**What needs to be done:** Each line containing the word "Wilayah" should be found and copied.
— START The records —
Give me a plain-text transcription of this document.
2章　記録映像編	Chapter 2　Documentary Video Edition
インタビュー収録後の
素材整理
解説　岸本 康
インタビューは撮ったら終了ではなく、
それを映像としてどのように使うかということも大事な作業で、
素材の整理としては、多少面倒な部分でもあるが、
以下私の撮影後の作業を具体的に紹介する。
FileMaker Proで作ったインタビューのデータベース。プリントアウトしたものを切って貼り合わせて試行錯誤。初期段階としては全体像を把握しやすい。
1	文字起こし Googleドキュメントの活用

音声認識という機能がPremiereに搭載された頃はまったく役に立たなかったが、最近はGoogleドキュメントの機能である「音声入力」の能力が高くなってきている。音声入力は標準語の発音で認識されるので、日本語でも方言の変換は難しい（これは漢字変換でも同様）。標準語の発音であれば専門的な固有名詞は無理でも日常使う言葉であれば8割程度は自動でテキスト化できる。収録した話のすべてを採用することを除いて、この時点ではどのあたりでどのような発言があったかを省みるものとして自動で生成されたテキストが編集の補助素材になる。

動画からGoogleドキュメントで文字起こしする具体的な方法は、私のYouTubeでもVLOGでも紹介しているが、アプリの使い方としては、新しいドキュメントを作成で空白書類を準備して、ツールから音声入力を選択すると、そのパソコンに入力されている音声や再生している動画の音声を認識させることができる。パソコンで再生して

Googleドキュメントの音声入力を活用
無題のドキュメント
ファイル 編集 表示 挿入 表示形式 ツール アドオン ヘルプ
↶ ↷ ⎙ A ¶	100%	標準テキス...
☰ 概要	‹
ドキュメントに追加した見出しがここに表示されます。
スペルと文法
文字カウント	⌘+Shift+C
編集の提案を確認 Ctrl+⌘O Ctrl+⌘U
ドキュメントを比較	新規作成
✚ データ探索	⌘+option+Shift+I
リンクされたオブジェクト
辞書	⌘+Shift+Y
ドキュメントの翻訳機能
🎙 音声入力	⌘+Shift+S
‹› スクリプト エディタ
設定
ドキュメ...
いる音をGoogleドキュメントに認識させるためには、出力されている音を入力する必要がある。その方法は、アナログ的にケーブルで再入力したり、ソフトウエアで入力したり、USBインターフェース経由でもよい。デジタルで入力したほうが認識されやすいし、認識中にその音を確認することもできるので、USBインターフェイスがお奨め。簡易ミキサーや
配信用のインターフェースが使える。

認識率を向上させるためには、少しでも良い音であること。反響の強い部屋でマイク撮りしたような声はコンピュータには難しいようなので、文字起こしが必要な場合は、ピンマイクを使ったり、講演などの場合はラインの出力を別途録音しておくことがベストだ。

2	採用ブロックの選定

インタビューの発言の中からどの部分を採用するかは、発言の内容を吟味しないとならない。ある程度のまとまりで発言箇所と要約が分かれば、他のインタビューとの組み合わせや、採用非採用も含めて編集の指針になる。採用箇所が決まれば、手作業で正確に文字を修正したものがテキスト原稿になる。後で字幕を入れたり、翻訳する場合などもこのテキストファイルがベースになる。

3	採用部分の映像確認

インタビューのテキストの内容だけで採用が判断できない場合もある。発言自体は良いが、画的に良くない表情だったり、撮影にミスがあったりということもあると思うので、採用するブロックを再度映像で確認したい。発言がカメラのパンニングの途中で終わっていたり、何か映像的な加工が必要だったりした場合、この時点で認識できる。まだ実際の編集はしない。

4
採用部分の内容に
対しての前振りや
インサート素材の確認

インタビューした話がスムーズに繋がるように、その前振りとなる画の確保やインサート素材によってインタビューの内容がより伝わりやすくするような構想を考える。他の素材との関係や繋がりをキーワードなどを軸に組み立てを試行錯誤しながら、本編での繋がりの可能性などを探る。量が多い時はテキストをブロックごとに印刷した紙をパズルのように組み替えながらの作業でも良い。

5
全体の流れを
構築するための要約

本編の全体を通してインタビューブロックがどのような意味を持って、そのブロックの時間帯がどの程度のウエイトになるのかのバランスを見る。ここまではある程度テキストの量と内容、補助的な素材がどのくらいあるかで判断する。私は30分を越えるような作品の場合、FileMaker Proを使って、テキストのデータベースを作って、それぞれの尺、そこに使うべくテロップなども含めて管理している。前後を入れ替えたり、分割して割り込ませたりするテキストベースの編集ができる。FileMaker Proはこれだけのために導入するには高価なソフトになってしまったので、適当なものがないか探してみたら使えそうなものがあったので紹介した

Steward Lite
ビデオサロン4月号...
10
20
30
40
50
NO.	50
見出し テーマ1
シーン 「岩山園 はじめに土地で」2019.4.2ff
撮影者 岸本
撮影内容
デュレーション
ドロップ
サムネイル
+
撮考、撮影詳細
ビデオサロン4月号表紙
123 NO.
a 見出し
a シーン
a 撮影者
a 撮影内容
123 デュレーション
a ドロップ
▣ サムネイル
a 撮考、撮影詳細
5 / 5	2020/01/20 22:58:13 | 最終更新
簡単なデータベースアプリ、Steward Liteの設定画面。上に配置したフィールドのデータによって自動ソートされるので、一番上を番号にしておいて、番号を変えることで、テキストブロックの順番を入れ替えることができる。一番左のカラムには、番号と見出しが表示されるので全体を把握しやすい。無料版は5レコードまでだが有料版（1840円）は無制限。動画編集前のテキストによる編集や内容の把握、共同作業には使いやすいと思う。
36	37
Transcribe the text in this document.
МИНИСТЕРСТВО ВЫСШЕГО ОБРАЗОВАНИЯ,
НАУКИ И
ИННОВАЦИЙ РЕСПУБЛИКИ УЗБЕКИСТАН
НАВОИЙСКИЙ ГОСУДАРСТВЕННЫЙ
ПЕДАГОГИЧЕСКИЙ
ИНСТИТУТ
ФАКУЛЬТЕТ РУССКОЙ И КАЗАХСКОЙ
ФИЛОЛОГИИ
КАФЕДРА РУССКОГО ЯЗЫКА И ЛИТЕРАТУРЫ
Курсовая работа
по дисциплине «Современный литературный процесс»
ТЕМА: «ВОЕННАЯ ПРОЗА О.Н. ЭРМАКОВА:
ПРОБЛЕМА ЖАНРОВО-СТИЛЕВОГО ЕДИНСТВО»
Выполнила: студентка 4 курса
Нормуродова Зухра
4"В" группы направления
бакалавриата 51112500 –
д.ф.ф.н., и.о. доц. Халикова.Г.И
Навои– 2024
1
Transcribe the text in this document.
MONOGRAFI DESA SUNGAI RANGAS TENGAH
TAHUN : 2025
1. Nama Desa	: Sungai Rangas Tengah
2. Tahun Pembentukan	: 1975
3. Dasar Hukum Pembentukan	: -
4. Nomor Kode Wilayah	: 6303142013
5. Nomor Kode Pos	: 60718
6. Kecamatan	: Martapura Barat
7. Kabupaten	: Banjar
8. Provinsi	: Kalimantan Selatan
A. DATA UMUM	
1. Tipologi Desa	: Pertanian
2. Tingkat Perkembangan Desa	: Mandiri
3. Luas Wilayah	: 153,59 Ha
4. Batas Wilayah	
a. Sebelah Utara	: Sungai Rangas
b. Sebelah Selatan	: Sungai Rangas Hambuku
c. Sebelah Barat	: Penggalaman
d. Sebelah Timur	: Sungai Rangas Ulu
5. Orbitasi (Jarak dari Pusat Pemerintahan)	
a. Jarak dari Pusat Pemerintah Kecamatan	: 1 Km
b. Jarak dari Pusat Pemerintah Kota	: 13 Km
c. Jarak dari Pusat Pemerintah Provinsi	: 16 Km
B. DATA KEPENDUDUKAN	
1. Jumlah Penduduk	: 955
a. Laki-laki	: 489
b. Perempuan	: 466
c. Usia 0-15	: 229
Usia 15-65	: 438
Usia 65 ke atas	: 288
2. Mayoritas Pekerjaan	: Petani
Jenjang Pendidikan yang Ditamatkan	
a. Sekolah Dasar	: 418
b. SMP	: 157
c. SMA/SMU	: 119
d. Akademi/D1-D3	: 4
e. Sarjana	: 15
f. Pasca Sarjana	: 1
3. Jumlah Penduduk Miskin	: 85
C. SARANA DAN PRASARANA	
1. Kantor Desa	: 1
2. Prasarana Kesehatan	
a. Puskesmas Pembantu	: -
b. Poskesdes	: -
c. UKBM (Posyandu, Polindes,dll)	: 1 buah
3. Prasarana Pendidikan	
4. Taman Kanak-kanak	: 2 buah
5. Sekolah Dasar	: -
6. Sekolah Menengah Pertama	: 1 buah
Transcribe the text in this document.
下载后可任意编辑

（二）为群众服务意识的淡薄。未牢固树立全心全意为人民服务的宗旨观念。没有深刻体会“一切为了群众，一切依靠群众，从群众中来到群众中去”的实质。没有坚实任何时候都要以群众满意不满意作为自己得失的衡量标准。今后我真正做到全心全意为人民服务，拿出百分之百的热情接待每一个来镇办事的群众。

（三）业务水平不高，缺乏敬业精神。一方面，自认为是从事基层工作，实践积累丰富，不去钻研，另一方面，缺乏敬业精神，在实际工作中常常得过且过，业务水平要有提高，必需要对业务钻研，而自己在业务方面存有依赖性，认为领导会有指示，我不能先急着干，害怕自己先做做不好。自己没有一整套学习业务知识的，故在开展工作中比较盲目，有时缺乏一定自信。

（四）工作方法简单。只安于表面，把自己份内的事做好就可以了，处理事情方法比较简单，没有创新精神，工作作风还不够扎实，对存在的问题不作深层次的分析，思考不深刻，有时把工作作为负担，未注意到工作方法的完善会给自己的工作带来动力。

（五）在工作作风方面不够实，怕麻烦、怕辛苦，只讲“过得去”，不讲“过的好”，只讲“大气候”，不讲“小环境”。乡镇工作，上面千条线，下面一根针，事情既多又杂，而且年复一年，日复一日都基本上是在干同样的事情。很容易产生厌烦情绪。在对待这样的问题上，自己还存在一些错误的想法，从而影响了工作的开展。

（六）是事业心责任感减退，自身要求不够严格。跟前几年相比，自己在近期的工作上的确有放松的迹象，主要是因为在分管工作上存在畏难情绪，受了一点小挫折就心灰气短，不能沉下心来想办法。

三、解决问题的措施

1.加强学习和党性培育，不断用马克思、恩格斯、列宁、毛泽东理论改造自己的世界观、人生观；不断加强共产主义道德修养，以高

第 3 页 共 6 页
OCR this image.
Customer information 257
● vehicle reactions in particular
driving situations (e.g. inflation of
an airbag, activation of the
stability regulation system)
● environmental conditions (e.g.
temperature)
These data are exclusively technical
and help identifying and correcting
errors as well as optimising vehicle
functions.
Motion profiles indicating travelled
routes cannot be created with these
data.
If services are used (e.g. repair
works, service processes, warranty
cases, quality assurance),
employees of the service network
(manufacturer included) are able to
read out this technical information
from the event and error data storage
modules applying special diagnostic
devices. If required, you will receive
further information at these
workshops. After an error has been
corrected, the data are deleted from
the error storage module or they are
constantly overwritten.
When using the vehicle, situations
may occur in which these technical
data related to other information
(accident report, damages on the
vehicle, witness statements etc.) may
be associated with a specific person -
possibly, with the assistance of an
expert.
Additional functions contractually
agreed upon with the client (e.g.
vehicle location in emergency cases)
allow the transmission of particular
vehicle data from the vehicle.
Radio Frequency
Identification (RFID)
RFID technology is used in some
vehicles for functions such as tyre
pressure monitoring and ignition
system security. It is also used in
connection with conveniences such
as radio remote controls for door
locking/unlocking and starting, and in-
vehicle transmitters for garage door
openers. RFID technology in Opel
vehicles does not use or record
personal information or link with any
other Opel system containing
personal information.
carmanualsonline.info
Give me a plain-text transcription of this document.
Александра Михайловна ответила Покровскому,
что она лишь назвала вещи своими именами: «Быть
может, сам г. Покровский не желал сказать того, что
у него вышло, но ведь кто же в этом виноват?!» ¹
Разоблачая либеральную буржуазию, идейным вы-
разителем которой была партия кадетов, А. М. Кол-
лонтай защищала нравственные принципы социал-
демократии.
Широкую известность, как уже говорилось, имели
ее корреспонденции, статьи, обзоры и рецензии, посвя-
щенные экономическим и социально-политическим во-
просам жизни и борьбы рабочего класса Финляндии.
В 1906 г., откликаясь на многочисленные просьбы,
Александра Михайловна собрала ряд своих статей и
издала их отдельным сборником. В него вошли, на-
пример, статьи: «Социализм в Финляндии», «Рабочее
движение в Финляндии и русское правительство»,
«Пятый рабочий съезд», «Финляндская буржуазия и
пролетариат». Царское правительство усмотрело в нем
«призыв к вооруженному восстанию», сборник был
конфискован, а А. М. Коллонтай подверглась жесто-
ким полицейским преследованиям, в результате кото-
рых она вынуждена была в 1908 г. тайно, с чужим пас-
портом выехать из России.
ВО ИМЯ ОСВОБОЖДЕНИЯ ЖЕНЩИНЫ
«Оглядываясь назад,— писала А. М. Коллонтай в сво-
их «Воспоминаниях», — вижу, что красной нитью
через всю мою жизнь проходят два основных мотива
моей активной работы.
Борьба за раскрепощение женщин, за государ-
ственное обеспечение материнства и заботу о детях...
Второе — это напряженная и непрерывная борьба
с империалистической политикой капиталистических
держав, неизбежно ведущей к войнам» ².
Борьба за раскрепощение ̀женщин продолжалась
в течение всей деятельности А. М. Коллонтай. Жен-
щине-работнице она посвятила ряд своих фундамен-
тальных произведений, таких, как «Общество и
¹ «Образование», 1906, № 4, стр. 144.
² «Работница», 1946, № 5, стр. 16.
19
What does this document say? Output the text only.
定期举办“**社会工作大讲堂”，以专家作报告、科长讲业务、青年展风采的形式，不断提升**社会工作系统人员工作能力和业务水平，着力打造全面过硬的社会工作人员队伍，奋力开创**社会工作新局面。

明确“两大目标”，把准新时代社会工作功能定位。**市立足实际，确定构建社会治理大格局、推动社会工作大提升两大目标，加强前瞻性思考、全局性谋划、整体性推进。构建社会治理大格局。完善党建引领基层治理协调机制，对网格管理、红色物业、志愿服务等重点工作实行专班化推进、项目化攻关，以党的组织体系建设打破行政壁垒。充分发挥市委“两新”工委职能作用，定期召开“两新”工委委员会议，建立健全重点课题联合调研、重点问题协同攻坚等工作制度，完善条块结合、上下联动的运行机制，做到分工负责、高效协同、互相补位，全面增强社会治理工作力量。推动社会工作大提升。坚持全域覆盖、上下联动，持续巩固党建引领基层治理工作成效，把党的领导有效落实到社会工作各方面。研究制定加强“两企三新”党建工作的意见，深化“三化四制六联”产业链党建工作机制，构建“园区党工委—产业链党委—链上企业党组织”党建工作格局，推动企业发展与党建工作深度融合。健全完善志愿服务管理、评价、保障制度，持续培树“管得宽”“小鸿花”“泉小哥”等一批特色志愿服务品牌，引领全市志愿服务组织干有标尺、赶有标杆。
— END The records —
**Response:**
4. Nomor Kode Wilayah	: 6303142013
3. Luas Wilayah	: 153,59 Ha
4. Batas Wilayah	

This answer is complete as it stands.